PROBLEMS:
1/ How would you put the sentence "Packages that intend to support backporting beyond trixie should defer this cleanup." from the Debian cleanup notice into German?
2/ Can you repeat the passage of the Debian cleanup notice starting at "This shall conclude" and ending at "dh-sequence-movetousr or dh_movetousr."?
* start PAGE EXTRACT *
This shall conclude my and Freexian's involvement in this transition.  In
particular, the dumat[3] monitoring service will cease operation.  We ask
package maintainers to take over and finish the cleanup work in their own
packages as we expect it to be uncontroversial.

There is still some cleanup to be done.

 * A number of packages are using dh-sequence-movetousr or dh_movetousr.
   Ideally, packages stop using these and simply install the affected files
   below /usr explicitly. Packages that intend to support backporting beyond
   trixie should defer this cleanup.
   https://codesearch.debian.net/search?q=dh-sequence-movetousr&literal=1
   https://codesearch.debian.net/search?q=dh_movetousr+path%3Adebian%2Frules&literal=1

 * Some mitigations incurred temporary maintainer scripts such as protective
   diversions that solely exist during a package upgrade or duplicated dpkg
   triggers (udev and runit). In most cases, those have been marked up such
   that the Debian janitor may propose MRs for removing them. The relevant
   sections enclosed in "begin-remove-after: released:trixie" and the next
   "end-remove-after" can simply be deleted with little extra thought.
* end PAGE EXTRACT *
* start GIVEN RECORDS *
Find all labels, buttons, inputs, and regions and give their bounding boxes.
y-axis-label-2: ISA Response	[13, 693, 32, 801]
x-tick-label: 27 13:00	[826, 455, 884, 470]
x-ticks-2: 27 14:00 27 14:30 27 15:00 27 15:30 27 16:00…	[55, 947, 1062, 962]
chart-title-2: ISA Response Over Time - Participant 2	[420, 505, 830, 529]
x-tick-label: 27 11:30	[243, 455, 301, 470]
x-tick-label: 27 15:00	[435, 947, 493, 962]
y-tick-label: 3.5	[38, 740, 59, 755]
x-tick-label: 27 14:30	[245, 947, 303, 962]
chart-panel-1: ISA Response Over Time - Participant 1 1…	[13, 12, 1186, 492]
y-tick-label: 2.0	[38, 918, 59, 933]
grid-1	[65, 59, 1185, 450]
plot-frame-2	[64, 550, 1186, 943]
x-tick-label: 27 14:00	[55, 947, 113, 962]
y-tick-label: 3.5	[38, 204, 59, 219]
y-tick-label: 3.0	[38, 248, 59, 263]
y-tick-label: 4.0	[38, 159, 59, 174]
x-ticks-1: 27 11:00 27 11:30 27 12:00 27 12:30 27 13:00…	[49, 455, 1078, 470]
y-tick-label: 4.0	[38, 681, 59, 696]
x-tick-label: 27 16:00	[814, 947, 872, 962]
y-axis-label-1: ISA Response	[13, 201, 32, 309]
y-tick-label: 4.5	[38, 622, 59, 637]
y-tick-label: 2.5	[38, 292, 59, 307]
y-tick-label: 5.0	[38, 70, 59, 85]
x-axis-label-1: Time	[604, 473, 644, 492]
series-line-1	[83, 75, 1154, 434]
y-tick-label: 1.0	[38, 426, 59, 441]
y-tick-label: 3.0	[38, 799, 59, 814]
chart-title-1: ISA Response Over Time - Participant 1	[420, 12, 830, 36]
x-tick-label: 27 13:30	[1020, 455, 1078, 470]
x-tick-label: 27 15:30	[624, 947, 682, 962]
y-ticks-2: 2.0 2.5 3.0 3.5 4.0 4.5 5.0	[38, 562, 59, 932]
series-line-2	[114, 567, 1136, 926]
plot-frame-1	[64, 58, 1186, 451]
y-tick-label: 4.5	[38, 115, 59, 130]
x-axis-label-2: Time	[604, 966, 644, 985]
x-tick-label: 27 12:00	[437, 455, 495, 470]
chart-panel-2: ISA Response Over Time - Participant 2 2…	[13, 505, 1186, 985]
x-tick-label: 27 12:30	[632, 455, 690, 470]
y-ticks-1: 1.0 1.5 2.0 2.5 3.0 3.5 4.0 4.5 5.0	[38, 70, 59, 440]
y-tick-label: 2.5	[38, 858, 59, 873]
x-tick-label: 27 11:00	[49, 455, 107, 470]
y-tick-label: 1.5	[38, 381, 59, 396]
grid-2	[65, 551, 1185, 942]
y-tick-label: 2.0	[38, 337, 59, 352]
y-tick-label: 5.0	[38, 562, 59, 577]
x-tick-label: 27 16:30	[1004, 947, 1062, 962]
* end GIVEN RECORDS *
ANSWERS FOR THE EXERCISE:
1/ Pakete, die Backports über trixie hinaus unterstützen wollen, sollten diese Bereinigung aufschieben.

2/
This shall conclude my and Freexian's involvement in this transition.  In
particular, the dumat[3] monitoring service will cease operation.  We ask
package maintainers to take over and finish the cleanup work in their own
packages as we expect it to be uncontroversial.

There is still some cleanup to be done.

 * A number of packages are using dh-sequence-movetousr or dh_movetousr.